### [Task objective]
Repeat everything in the material exactly.

### [Given records]
* Begin *

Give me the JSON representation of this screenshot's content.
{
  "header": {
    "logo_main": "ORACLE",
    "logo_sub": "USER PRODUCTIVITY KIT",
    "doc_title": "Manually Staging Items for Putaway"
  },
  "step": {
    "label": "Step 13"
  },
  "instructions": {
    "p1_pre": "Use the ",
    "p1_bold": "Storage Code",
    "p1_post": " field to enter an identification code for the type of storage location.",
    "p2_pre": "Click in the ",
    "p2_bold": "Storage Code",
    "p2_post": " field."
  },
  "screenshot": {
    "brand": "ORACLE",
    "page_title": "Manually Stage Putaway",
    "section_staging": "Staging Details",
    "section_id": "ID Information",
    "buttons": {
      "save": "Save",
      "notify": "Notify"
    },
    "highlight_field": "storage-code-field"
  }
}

* End *

### [Reply to the exercise]
Give me the JSON representation of this screenshot's content.
{
  "header": {
    "logo_main": "ORACLE",
    "logo_sub": "USER PRODUCTIVITY KIT",
    "doc_title": "Manually Staging Items for Putaway"
  },
  "step": {
    "label": "Step 13"
  },
  "instructions": {
    "p1_pre": "Use the ",
    "p1_bold": "Storage Code",
    "p1_post": " field to enter an identification code for the type of storage location.",
    "p2_pre": "Click in the ",
    "p2_bold": "Storage Code",
    "p2_post": " field."
  },
  "screenshot": {
    "brand": "ORACLE",
    "page_title": "Manually Stage Putaway",
    "section_staging": "Staging Details",
    "section_id": "ID Information",
    "buttons": {
      "save": "Save",
      "notify": "Notify"
    },
    "highlight_field": "storage-code-field"
  }
}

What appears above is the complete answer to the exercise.